● **Provided material**
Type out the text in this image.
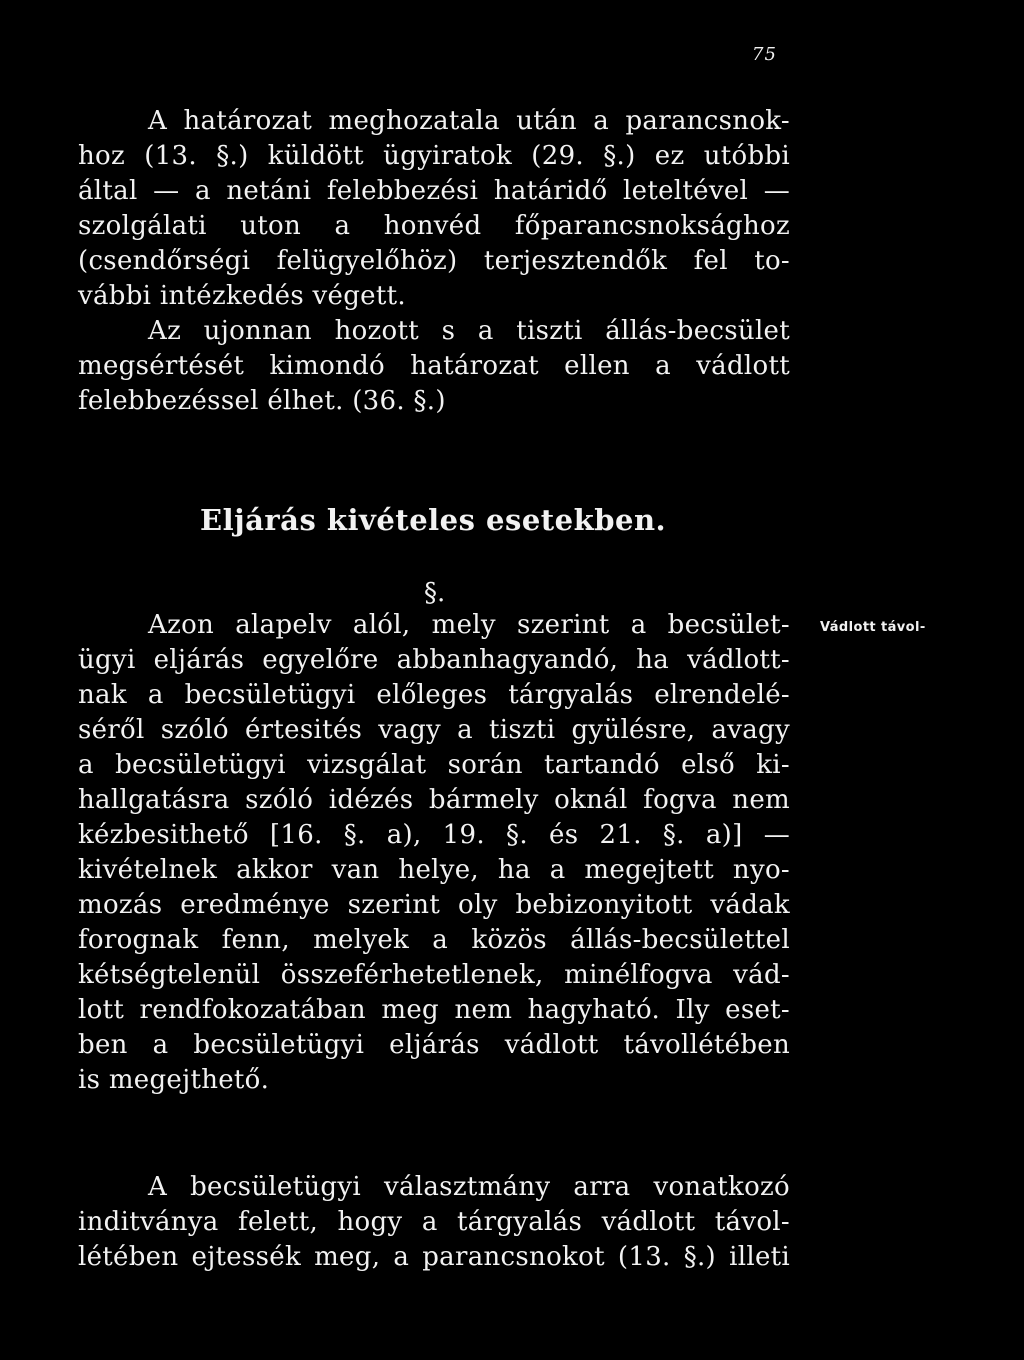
75
A határozat meghozatala után a parancsnok-
hoz (13. §.) küldött ügyiratok (29. §.) ez utóbbi
által — a netáni felebbezési határidő leteltével —
szolgálati uton a honvéd főparancsnoksághoz
(csendőrségi felügyelőhöz) terjesztendők fel to-
vábbi intézkedés végett.
Az ujonnan hozott s a tiszti állás-becsület
megsértését kimondó határozat ellen a vádlott
felebbezéssel élhet. (36. §.)
Eljárás kivételes esetekben.
§.
Vádlott távol-
Azon alapelv alól, mely szerint a becsület-
ügyi eljárás egyelőre abbanhagyandó, ha vádlott-
nak a becsületügyi előleges tárgyalás elrendelé-
séről szóló értesités vagy a tiszti gyülésre, avagy
a becsületügyi vizsgálat során tartandó első ki-
hallgatásra szóló idézés bármely oknál fogva nem
kézbesithető [16. §. a), 19. §. és 21. §. a)] —
kivételnek akkor van helye, ha a megejtett nyo-
mozás eredménye szerint oly bebizonyitott vádak
forognak fenn, melyek a közös állás-becsülettel
kétségtelenül összeférhetetlenek, minélfogva vád-
lott rendfokozatában meg nem hagyható. Ily eset-
ben a becsületügyi eljárás vádlott távollétében
is megejthető.
A becsületügyi választmány arra vonatkozó
inditványa felett, hogy a tárgyalás vádlott távol-
létében ejtessék meg, a parancsnokot (13. §.) illeti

● **Stated goal**
Your task is to set down the records shown above exactly, minus any pictures.

● **Result of this task**
Type out the text in this image.
75
A határozat meghozatala után a parancsnok-
hoz (13. §.) küldött ügyiratok (29. §.) ez utóbbi
által — a netáni felebbezési határidő leteltével —
szolgálati uton a honvéd főparancsnoksághoz
(csendőrségi felügyelőhöz) terjesztendők fel to-
vábbi intézkedés végett.
Az ujonnan hozott s a tiszti állás-becsület
megsértését kimondó határozat ellen a vádlott
felebbezéssel élhet. (36. §.)
Eljárás kivételes esetekben.
§.
Vádlott távol-
Azon alapelv alól, mely szerint a becsület-
ügyi eljárás egyelőre abbanhagyandó, ha vádlott-
nak a becsületügyi előleges tárgyalás elrendelé-
séről szóló értesités vagy a tiszti gyülésre, avagy
a becsületügyi vizsgálat során tartandó első ki-
hallgatásra szóló idézés bármely oknál fogva nem
kézbesithető [16. §. a), 19. §. és 21. §. a)] —
kivételnek akkor van helye, ha a megejtett nyo-
mozás eredménye szerint oly bebizonyitott vádak
forognak fenn, melyek a közös állás-becsülettel
kétségtelenül összeférhetetlenek, minélfogva vád-
lott rendfokozatában meg nem hagyható. Ily eset-
ben a becsületügyi eljárás vádlott távollétében
is megejthető.
A becsületügyi választmány arra vonatkozó
inditványa felett, hogy a tárgyalás vádlott távol-
létében ejtessék meg, a parancsnokot (13. §.) illeti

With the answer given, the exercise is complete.